DIRECTION: Pictures in the records should not be copied, but every other part must be repeated exactly.

EXCERPTED RECORDS:
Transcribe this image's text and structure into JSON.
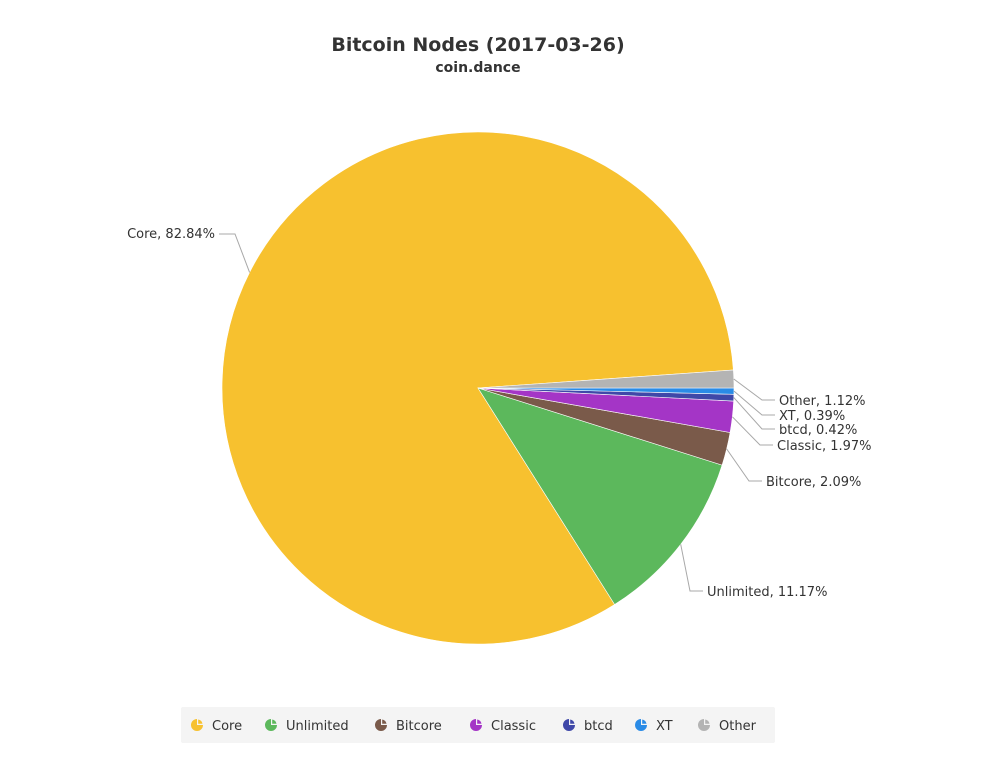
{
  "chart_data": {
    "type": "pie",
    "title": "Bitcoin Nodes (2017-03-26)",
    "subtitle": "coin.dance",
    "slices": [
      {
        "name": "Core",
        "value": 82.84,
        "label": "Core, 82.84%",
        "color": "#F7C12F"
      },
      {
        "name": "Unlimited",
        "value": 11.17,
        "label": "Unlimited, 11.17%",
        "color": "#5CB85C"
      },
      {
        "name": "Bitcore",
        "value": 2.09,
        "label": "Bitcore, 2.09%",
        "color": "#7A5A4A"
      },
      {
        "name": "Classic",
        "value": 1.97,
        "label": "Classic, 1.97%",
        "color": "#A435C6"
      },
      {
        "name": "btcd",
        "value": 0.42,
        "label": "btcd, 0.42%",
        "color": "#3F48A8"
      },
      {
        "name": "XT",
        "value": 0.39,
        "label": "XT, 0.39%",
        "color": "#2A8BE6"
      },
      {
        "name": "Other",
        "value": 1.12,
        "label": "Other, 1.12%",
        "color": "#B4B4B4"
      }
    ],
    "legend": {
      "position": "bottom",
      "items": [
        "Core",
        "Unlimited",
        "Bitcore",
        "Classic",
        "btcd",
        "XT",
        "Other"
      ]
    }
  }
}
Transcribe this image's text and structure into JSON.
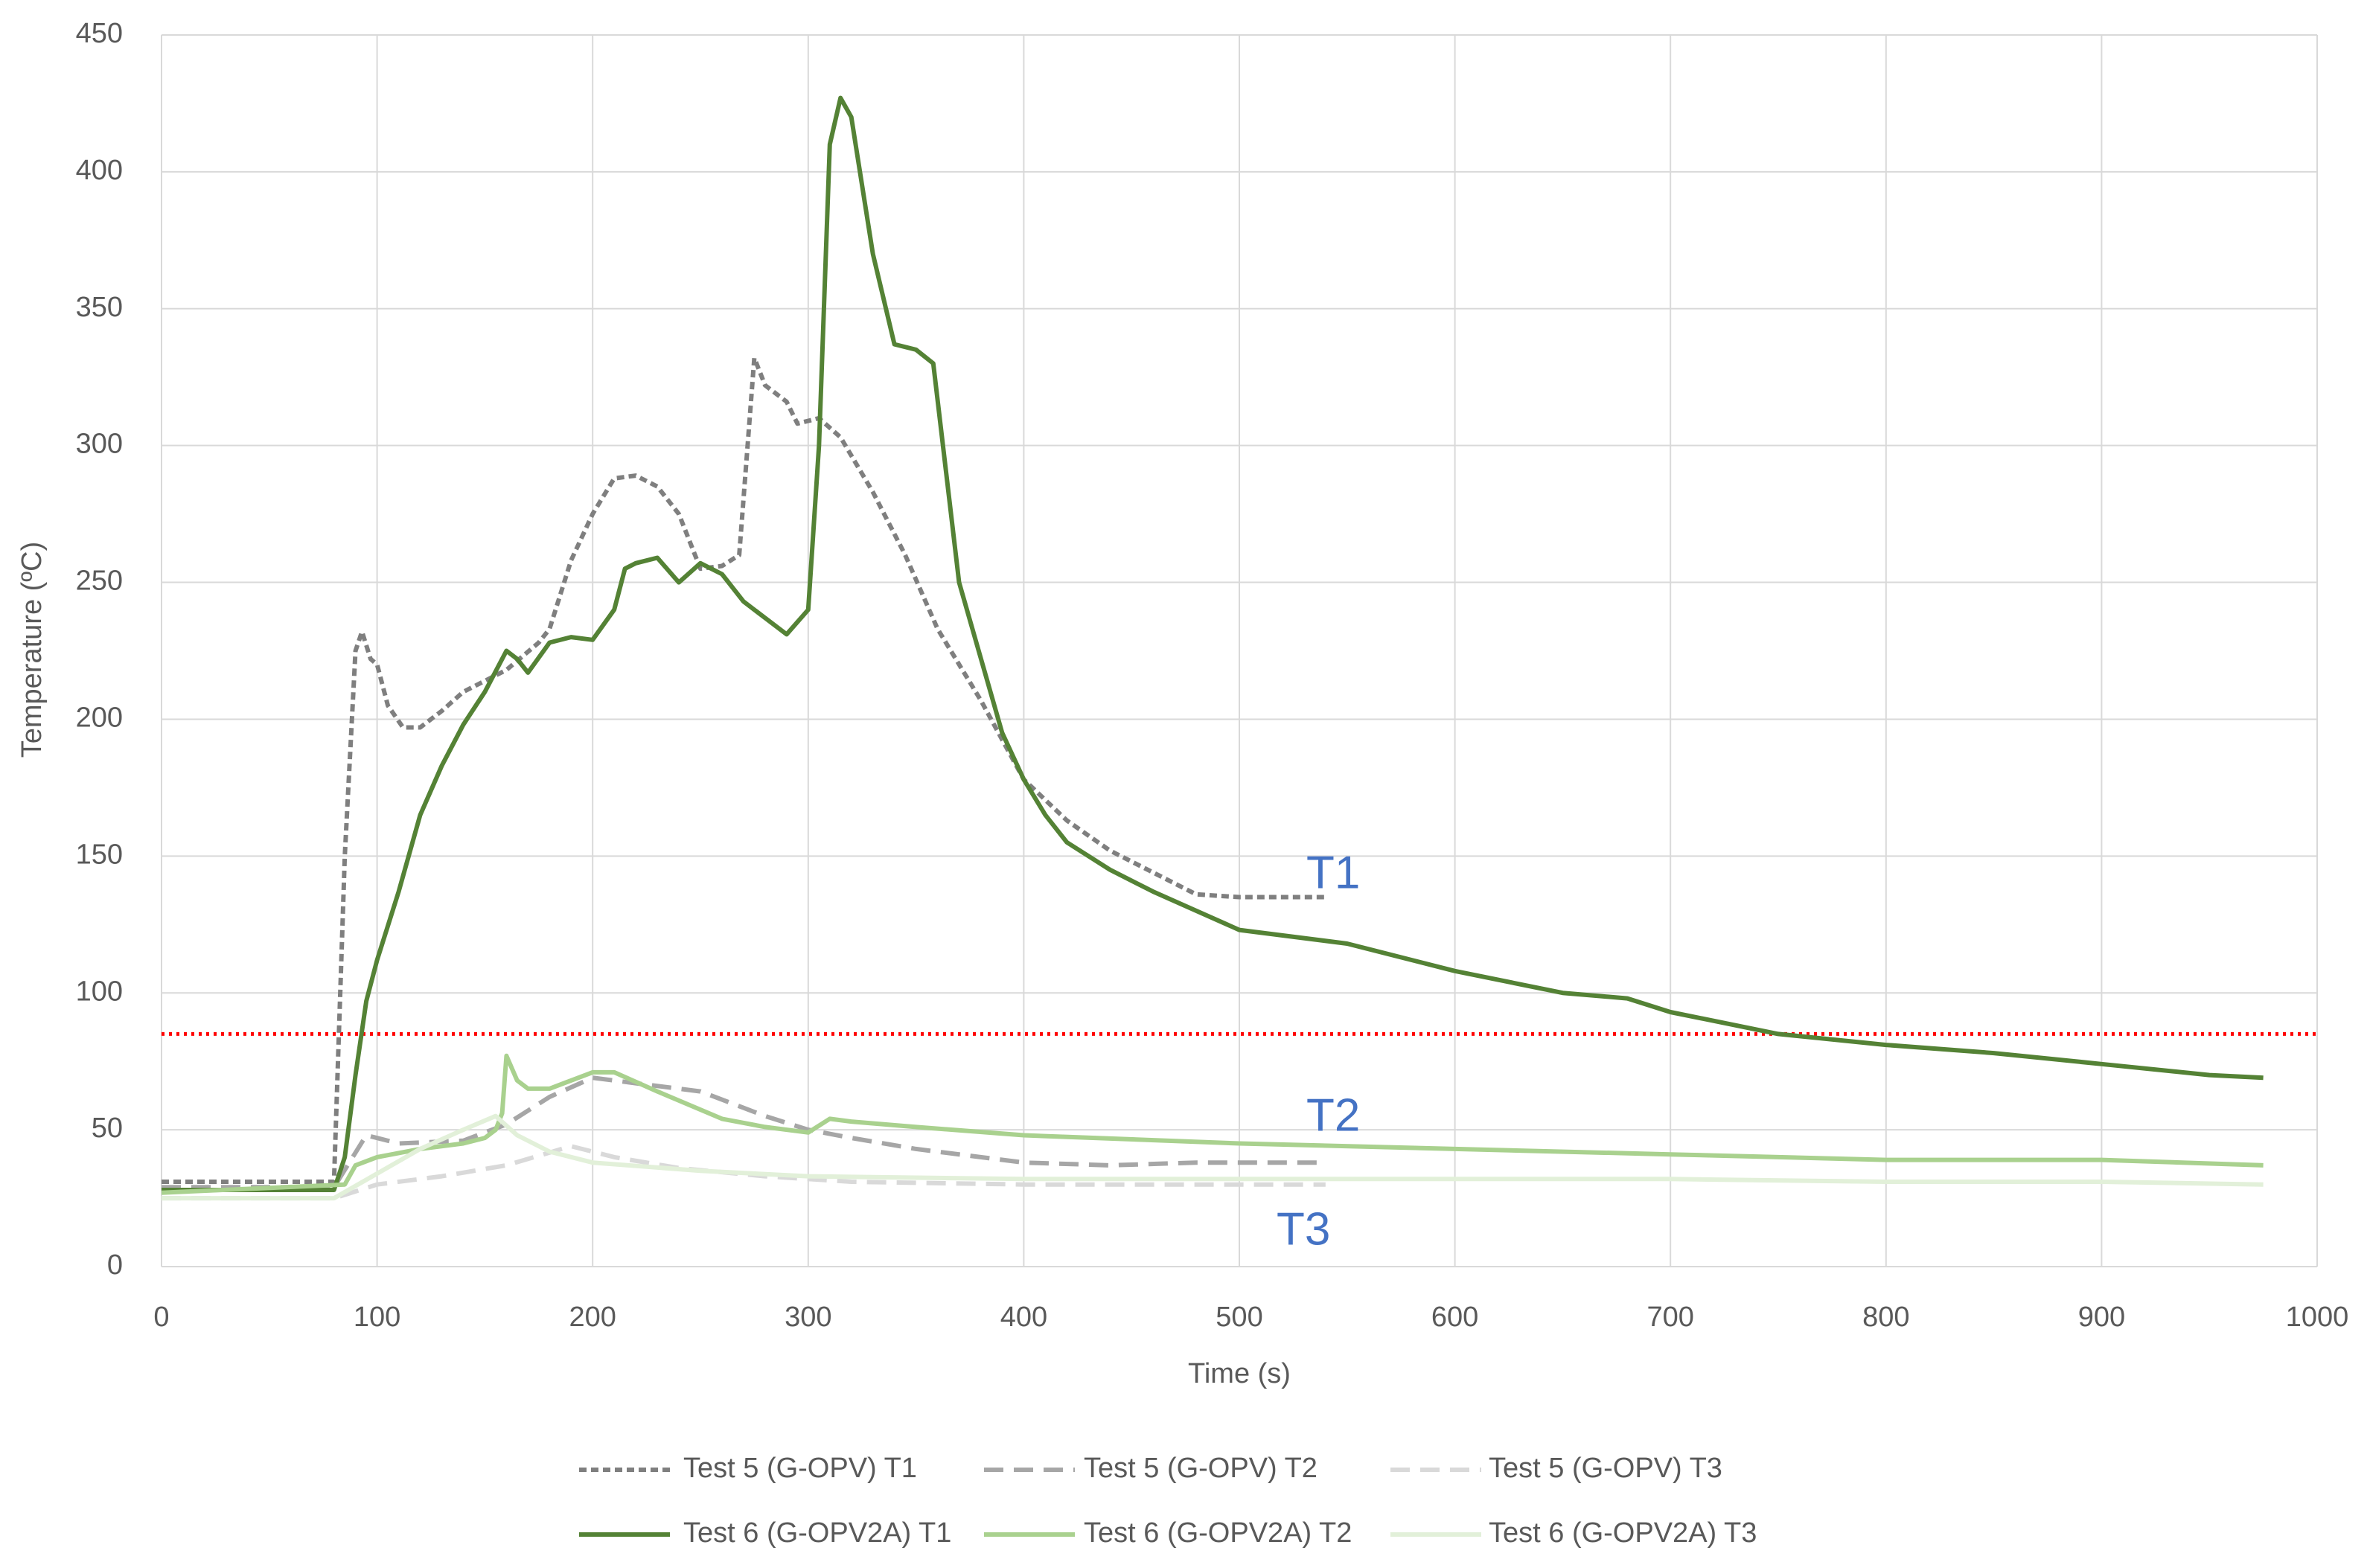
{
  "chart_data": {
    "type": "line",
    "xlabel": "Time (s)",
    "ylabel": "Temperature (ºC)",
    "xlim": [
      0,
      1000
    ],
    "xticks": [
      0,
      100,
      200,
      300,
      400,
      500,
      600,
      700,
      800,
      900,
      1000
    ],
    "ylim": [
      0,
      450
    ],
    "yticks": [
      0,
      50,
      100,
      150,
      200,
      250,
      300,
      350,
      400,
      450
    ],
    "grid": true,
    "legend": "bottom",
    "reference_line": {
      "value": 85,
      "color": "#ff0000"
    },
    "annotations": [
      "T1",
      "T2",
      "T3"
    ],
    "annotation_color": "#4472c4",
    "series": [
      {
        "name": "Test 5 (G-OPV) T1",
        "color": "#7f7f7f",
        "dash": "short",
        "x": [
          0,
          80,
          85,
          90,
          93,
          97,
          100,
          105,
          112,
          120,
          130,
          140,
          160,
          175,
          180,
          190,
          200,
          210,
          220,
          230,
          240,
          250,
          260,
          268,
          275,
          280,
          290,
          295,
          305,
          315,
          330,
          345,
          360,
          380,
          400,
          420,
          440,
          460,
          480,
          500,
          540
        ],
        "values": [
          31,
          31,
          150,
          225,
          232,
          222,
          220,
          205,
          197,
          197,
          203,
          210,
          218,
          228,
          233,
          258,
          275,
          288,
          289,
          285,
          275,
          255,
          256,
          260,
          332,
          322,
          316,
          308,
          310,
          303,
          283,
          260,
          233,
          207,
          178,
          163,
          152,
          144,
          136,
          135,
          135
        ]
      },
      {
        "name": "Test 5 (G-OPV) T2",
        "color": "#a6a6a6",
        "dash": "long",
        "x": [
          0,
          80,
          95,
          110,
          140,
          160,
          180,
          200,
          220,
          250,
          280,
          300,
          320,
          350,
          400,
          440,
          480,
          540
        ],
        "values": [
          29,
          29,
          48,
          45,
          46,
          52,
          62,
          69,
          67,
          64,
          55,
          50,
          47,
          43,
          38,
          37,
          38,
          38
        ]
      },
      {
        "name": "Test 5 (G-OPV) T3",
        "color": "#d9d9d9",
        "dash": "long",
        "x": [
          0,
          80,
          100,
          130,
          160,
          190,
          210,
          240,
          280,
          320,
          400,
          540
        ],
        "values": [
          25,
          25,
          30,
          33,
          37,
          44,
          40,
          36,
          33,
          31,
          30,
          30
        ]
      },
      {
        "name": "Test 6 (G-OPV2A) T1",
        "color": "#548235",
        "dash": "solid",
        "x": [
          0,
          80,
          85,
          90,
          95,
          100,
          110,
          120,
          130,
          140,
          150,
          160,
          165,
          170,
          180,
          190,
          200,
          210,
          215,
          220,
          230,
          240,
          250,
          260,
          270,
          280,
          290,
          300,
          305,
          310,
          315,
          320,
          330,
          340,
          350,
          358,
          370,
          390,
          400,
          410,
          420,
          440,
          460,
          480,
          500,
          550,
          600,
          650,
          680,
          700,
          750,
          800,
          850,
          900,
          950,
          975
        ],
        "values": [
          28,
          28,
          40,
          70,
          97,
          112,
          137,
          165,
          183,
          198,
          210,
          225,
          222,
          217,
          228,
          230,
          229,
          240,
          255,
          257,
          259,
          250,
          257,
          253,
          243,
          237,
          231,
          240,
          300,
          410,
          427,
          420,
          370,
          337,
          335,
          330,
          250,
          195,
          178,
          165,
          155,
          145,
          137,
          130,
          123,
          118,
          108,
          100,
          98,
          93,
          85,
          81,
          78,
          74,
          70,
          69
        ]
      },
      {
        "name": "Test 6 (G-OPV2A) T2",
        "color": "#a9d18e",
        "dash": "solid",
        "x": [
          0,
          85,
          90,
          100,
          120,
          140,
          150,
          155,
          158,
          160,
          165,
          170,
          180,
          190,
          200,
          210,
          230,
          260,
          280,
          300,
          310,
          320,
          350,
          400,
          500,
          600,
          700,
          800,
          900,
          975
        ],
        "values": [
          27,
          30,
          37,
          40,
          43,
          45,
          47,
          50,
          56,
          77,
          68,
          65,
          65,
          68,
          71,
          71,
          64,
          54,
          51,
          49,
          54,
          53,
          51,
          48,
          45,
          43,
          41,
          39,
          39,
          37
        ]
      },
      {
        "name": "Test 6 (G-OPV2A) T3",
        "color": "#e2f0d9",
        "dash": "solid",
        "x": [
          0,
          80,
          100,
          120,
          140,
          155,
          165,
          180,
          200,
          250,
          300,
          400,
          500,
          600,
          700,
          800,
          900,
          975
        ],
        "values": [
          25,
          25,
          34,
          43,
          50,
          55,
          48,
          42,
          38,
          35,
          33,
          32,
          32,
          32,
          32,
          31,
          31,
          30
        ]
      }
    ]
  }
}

ANSWER TO THE PROBLEM:
Transcribe this image's text and structure into JSON.
{
  "chart_data": {
    "type": "pie",
    "title": "Bitcoin Nodes (2017-03-26)",
    "subtitle": "coin.dance",
    "slices": [
      {
        "name": "Core",
        "value": 82.84,
        "label": "Core, 82.84%",
        "color": "#F7C12F"
      },
      {
        "name": "Unlimited",
        "value": 11.17,
        "label": "Unlimited, 11.17%",
        "color": "#5CB85C"
      },
      {
        "name": "Bitcore",
        "value": 2.09,
        "label": "Bitcore, 2.09%",
        "color": "#7A5A4A"
      },
      {
        "name": "Classic",
        "value": 1.97,
        "label": "Classic, 1.97%",
        "color": "#A435C6"
      },
      {
        "name": "btcd",
        "value": 0.42,
        "label": "btcd, 0.42%",
        "color": "#3F48A8"
      },
      {
        "name": "XT",
        "value": 0.39,
        "label": "XT, 0.39%",
        "color": "#2A8BE6"
      },
      {
        "name": "Other",
        "value": 1.12,
        "label": "Other, 1.12%",
        "color": "#B4B4B4"
      }
    ],
    "legend": {
      "position": "bottom",
      "items": [
        "Core",
        "Unlimited",
        "Bitcore",
        "Classic",
        "btcd",
        "XT",
        "Other"
      ]
    }
  }
}
Transcribe this image's text and structure into JSON.
{
  "chart_data": {
    "type": "line",
    "xlabel": "Time (s)",
    "ylabel": "Temperature (ºC)",
    "xlim": [
      0,
      1000
    ],
    "xticks": [
      0,
      100,
      200,
      300,
      400,
      500,
      600,
      700,
      800,
      900,
      1000
    ],
    "ylim": [
      0,
      450
    ],
    "yticks": [
      0,
      50,
      100,
      150,
      200,
      250,
      300,
      350,
      400,
      450
    ],
    "grid": true,
    "legend": "bottom",
    "reference_line": {
      "value": 85,
      "color": "#ff0000"
    },
    "annotations": [
      "T1",
      "T2",
      "T3"
    ],
    "annotation_color": "#4472c4",
    "series": [
      {
        "name": "Test 5 (G-OPV) T1",
        "color": "#7f7f7f",
        "dash": "short",
        "x": [
          0,
          80,
          85,
          90,
          93,
          97,
          100,
          105,
          112,
          120,
          130,
          140,
          160,
          175,
          180,
          190,
          200,
          210,
          220,
          230,
          240,
          250,
          260,
          268,
          275,
          280,
          290,
          295,
          305,
          315,
          330,
          345,
          360,
          380,
          400,
          420,
          440,
          460,
          480,
          500,
          540
        ],
        "values": [
          31,
          31,
          150,
          225,
          232,
          222,
          220,
          205,
          197,
          197,
          203,
          210,
          218,
          228,
          233,
          258,
          275,
          288,
          289,
          285,
          275,
          255,
          256,
          260,
          332,
          322,
          316,
          308,
          310,
          303,
          283,
          260,
          233,
          207,
          178,
          163,
          152,
          144,
          136,
          135,
          135
        ]
      },
      {
        "name": "Test 5 (G-OPV) T2",
        "color": "#a6a6a6",
        "dash": "long",
        "x": [
          0,
          80,
          95,
          110,
          140,
          160,
          180,
          200,
          220,
          250,
          280,
          300,
          320,
          350,
          400,
          440,
          480,
          540
        ],
        "values": [
          29,
          29,
          48,
          45,
          46,
          52,
          62,
          69,
          67,
          64,
          55,
          50,
          47,
          43,
          38,
          37,
          38,
          38
        ]
      },
      {
        "name": "Test 5 (G-OPV) T3",
        "color": "#d9d9d9",
        "dash": "long",
        "x": [
          0,
          80,
          100,
          130,
          160,
          190,
          210,
          240,
          280,
          320,
          400,
          540
        ],
        "values": [
          25,
          25,
          30,
          33,
          37,
          44,
          40,
          36,
          33,
          31,
          30,
          30
        ]
      },
      {
        "name": "Test 6 (G-OPV2A) T1",
        "color": "#548235",
        "dash": "solid",
        "x": [
          0,
          80,
          85,
          90,
          95,
          100,
          110,
          120,
          130,
          140,
          150,
          160,
          165,
          170,
          180,
          190,
          200,
          210,
          215,
          220,
          230,
          240,
          250,
          260,
          270,
          280,
          290,
          300,
          305,
          310,
          315,
          320,
          330,
          340,
          350,
          358,
          370,
          390,
          400,
          410,
          420,
          440,
          460,
          480,
          500,
          550,
          600,
          650,
          680,
          700,
          750,
          800,
          850,
          900,
          950,
          975
        ],
        "values": [
          28,
          28,
          40,
          70,
          97,
          112,
          137,
          165,
          183,
          198,
          210,
          225,
          222,
          217,
          228,
          230,
          229,
          240,
          255,
          257,
          259,
          250,
          257,
          253,
          243,
          237,
          231,
          240,
          300,
          410,
          427,
          420,
          370,
          337,
          335,
          330,
          250,
          195,
          178,
          165,
          155,
          145,
          137,
          130,
          123,
          118,
          108,
          100,
          98,
          93,
          85,
          81,
          78,
          74,
          70,
          69
        ]
      },
      {
        "name": "Test 6 (G-OPV2A) T2",
        "color": "#a9d18e",
        "dash": "solid",
        "x": [
          0,
          85,
          90,
          100,
          120,
          140,
          150,
          155,
          158,
          160,
          165,
          170,
          180,
          190,
          200,
          210,
          230,
          260,
          280,
          300,
          310,
          320,
          350,
          400,
          500,
          600,
          700,
          800,
          900,
          975
        ],
        "values": [
          27,
          30,
          37,
          40,
          43,
          45,
          47,
          50,
          56,
          77,
          68,
          65,
          65,
          68,
          71,
          71,
          64,
          54,
          51,
          49,
          54,
          53,
          51,
          48,
          45,
          43,
          41,
          39,
          39,
          37
        ]
      },
      {
        "name": "Test 6 (G-OPV2A) T3",
        "color": "#e2f0d9",
        "dash": "solid",
        "x": [
          0,
          80,
          100,
          120,
          140,
          155,
          165,
          180,
          200,
          250,
          300,
          400,
          500,
          600,
          700,
          800,
          900,
          975
        ],
        "values": [
          25,
          25,
          34,
          43,
          50,
          55,
          48,
          42,
          38,
          35,
          33,
          32,
          32,
          32,
          32,
          31,
          31,
          30
        ]
      }
    ]
  }
}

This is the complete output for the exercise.